- Task to complete -
Set out every line of the records below as a JSON list of strings, one string per line, with blank lines skipped and the pictures left out.

──────── Dataset extract

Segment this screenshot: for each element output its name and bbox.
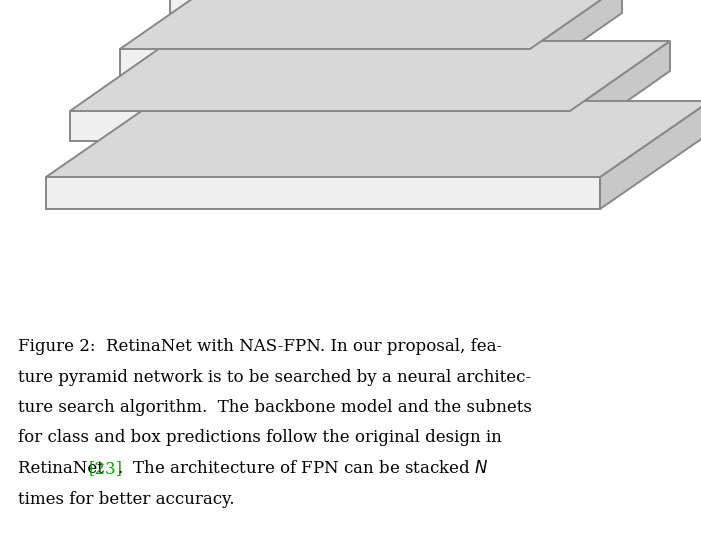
- Polygon shape: [70, 111, 570, 141]
- Text: for class and box predictions follow the original design in: for class and box predictions follow the…: [18, 429, 502, 447]
- Polygon shape: [46, 177, 600, 209]
- Polygon shape: [570, 41, 670, 141]
- Text: [23]: [23]: [89, 460, 123, 477]
- Text: ture search algorithm.  The backbone model and the subnets: ture search algorithm. The backbone mode…: [18, 399, 532, 416]
- Text: Figure 2:  RetinaNet with NAS-FPN. In our proposal, fea-: Figure 2: RetinaNet with NAS-FPN. In our…: [18, 338, 502, 355]
- Text: .  The architecture of FPN can be stacked $N$: . The architecture of FPN can be stacked…: [117, 460, 489, 477]
- Polygon shape: [120, 49, 530, 77]
- Polygon shape: [70, 41, 670, 111]
- Text: times for better accuracy.: times for better accuracy.: [18, 490, 235, 508]
- Polygon shape: [120, 0, 622, 49]
- Polygon shape: [480, 0, 560, 13]
- Polygon shape: [170, 0, 480, 13]
- Polygon shape: [600, 101, 701, 209]
- Polygon shape: [530, 0, 622, 77]
- Text: ture pyramid network is to be searched by a neural architec-: ture pyramid network is to be searched b…: [18, 368, 531, 386]
- Polygon shape: [46, 101, 701, 177]
- Text: RetinaNet: RetinaNet: [18, 460, 109, 477]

────────────────

- Result of this task -
[
  "Segment this screenshot: for each element output its name and bbox.",
  "- Polygon shape: [70, 111, 570, 141]",
  "- Text: for class and box predictions follow the original design in: for class and box predictions follow the…: [18, 429, 502, 447]",
  "- Polygon shape: [46, 177, 600, 209]",
  "- Polygon shape: [570, 41, 670, 141]",
  "- Text: [23]: [23]: [89, 460, 123, 477]",
  "- Text: ture search algorithm.  The backbone model and the subnets: ture search algorithm. The backbone mode…: [18, 399, 532, 416]",
  "- Text: Figure 2:  RetinaNet with NAS-FPN. In our proposal, fea-: Figure 2: RetinaNet with NAS-FPN. In our…: [18, 338, 502, 355]",
  "- Text: .  The architecture of FPN can be stacked $N$: . The architecture of FPN can be stacked…: [117, 460, 489, 477]",
  "- Polygon shape: [120, 49, 530, 77]",
  "- Polygon shape: [70, 41, 670, 111]",
  "- Text: times for better accuracy.: times for better accuracy.: [18, 490, 235, 508]",
  "- Polygon shape: [120, 0, 622, 49]",
  "- Polygon shape: [480, 0, 560, 13]",
  "- Polygon shape: [170, 0, 480, 13]",
  "- Polygon shape: [600, 101, 701, 209]",
  "- Polygon shape: [530, 0, 622, 77]",
  "- Text: ture pyramid network is to be searched by a neural architec-: ture pyramid network is to be searched b…: [18, 368, 531, 386]",
  "- Polygon shape: [46, 101, 701, 177]",
  "- Text: RetinaNet: RetinaNet: [18, 460, 109, 477]"
]